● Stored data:

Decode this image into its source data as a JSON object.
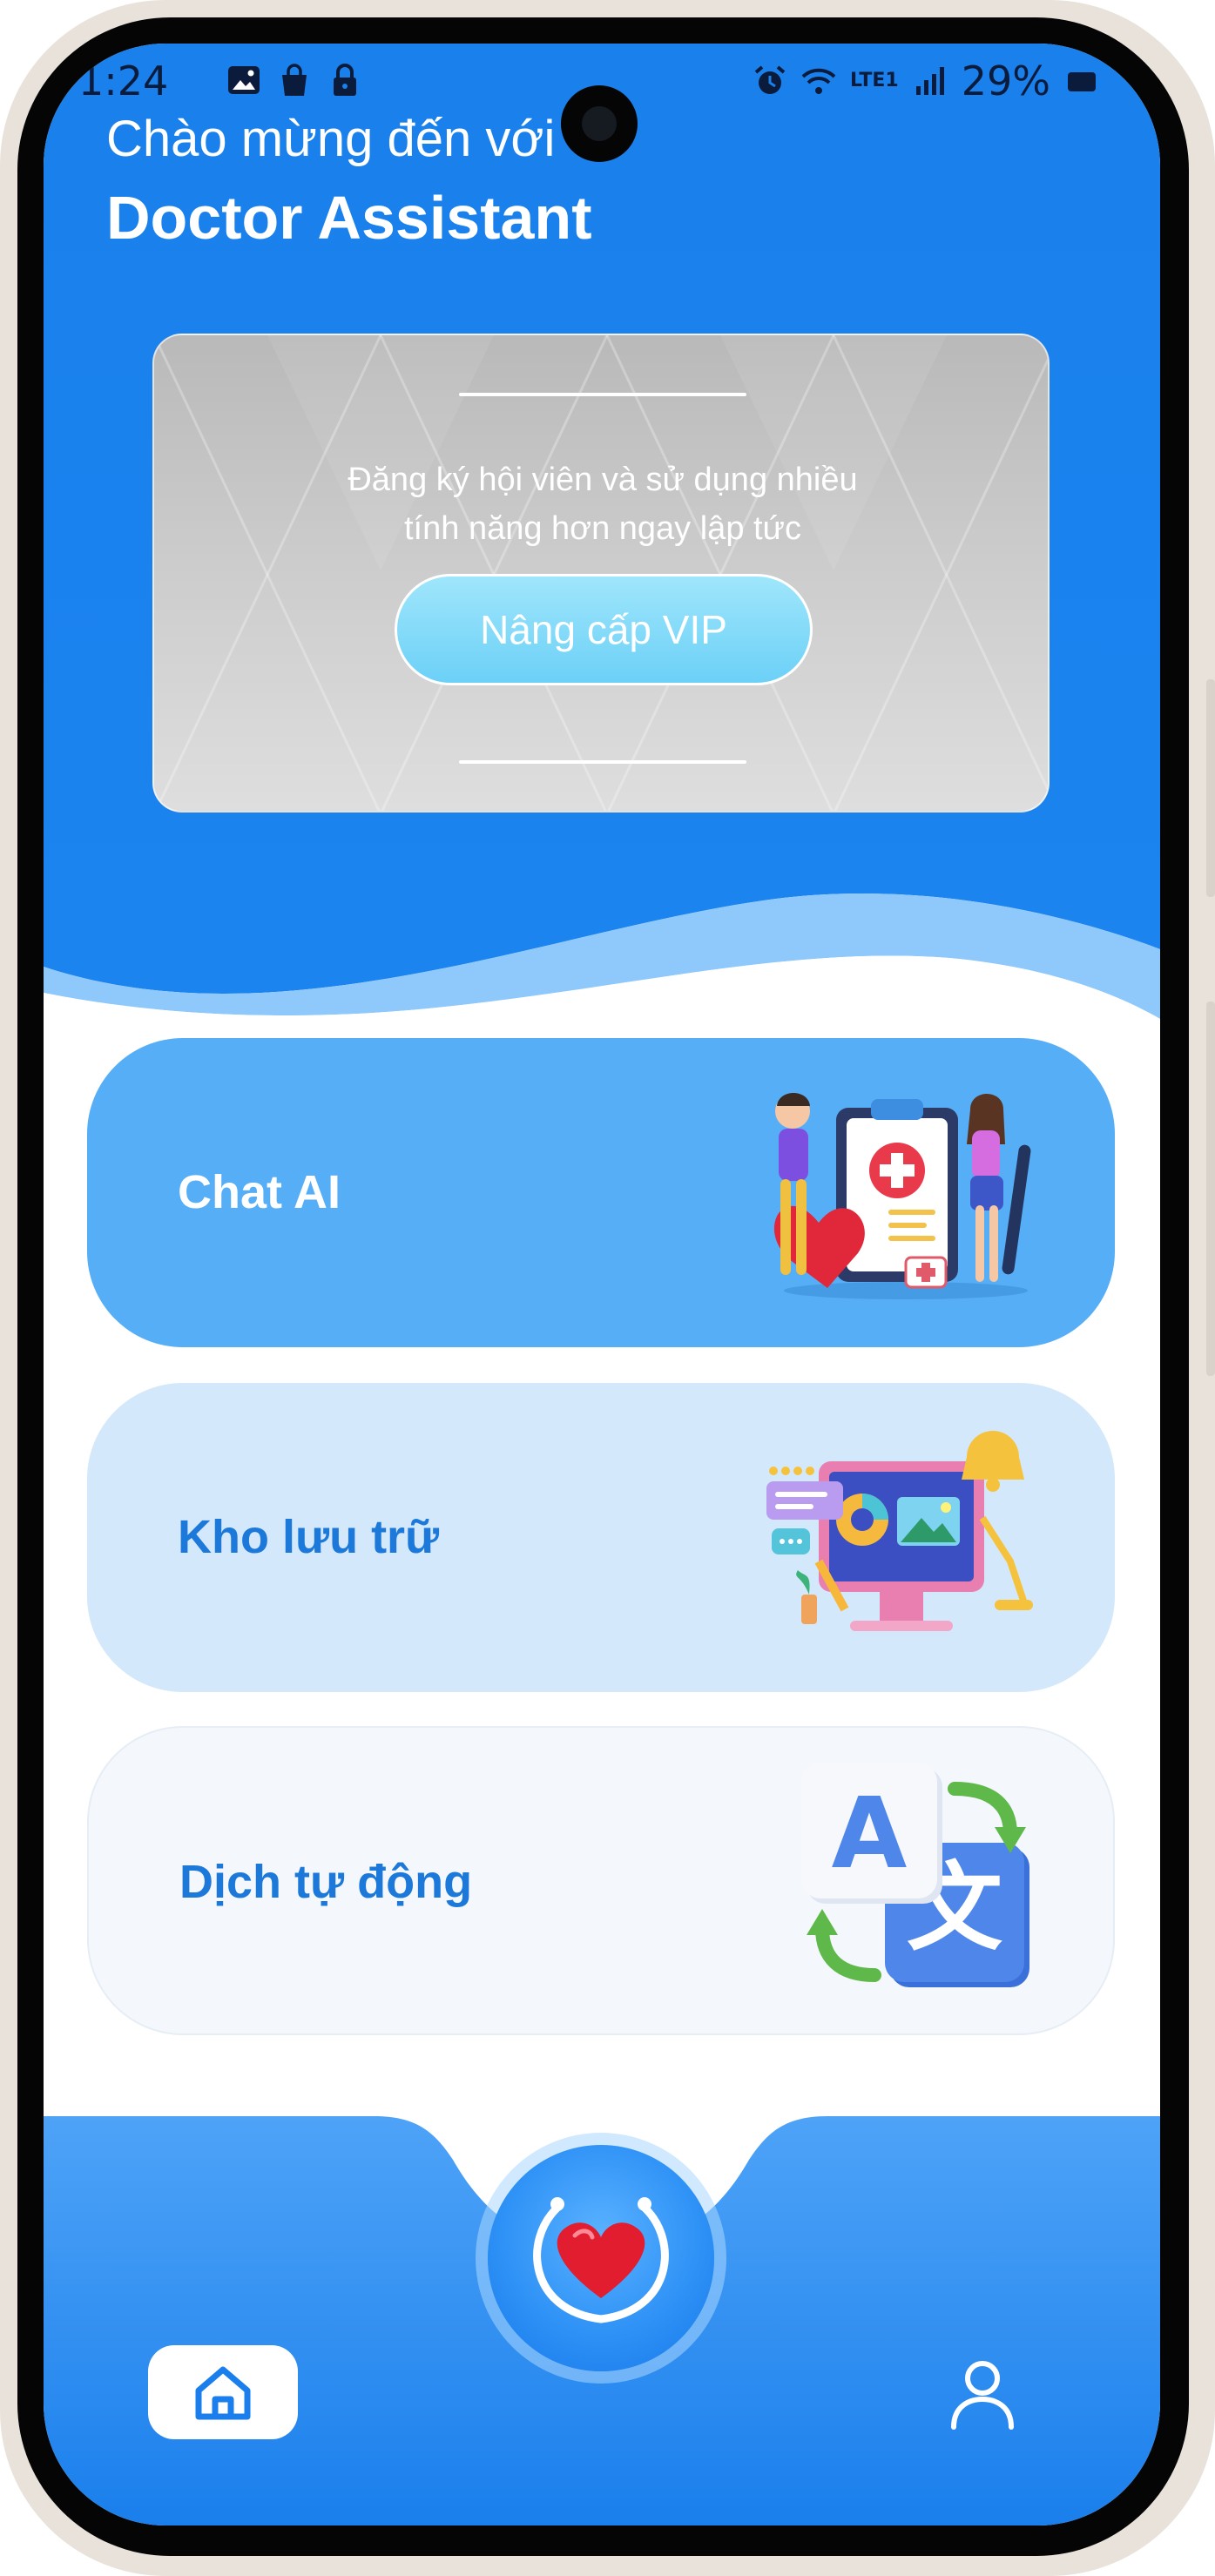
{
  "status_bar": {
    "time": "1:24",
    "battery": "29%",
    "network": "LTE1",
    "left_icons": [
      "image-icon",
      "shopping-bag-icon",
      "lock-icon"
    ],
    "right_icons": [
      "alarm-icon",
      "wifi-icon",
      "volte-icon",
      "signal-icon",
      "battery-icon"
    ]
  },
  "header": {
    "greeting": "Chào mừng đến với",
    "title": "Doctor Assistant"
  },
  "vip_card": {
    "text_line1": "Đăng ký hội viên và sử dụng nhiều",
    "text_line2": "tính năng hơn ngay lập tức",
    "button_label": "Nâng cấp VIP"
  },
  "features": [
    {
      "label": "Chat AI",
      "icon": "medical-illustration-icon"
    },
    {
      "label": "Kho lưu trữ",
      "icon": "computer-media-illustration-icon"
    },
    {
      "label": "Dịch tự động",
      "icon": "translate-icon"
    }
  ],
  "bottom_nav": {
    "left": "home-icon",
    "center": "heart-stethoscope-icon",
    "right": "profile-icon"
  },
  "colors": {
    "primary_blue": "#1a80ec",
    "card_chat": "#56aef6",
    "card_storage": "#d4e8fb",
    "card_translate": "#f4f8fd",
    "accent_text": "#1c79da"
  }
}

● Exercise prompt:
Repeat all of the data above word for word, minus the pictures.

● Result below:
Decode this image into its source data as a JSON object.
{
  "status_bar": {
    "time": "1:24",
    "battery": "29%",
    "network": "LTE1",
    "left_icons": [
      "image-icon",
      "shopping-bag-icon",
      "lock-icon"
    ],
    "right_icons": [
      "alarm-icon",
      "wifi-icon",
      "volte-icon",
      "signal-icon",
      "battery-icon"
    ]
  },
  "header": {
    "greeting": "Chào mừng đến với",
    "title": "Doctor Assistant"
  },
  "vip_card": {
    "text_line1": "Đăng ký hội viên và sử dụng nhiều",
    "text_line2": "tính năng hơn ngay lập tức",
    "button_label": "Nâng cấp VIP"
  },
  "features": [
    {
      "label": "Chat AI",
      "icon": "medical-illustration-icon"
    },
    {
      "label": "Kho lưu trữ",
      "icon": "computer-media-illustration-icon"
    },
    {
      "label": "Dịch tự động",
      "icon": "translate-icon"
    }
  ],
  "bottom_nav": {
    "left": "home-icon",
    "center": "heart-stethoscope-icon",
    "right": "profile-icon"
  },
  "colors": {
    "primary_blue": "#1a80ec",
    "card_chat": "#56aef6",
    "card_storage": "#d4e8fb",
    "card_translate": "#f4f8fd",
    "accent_text": "#1c79da"
  }
}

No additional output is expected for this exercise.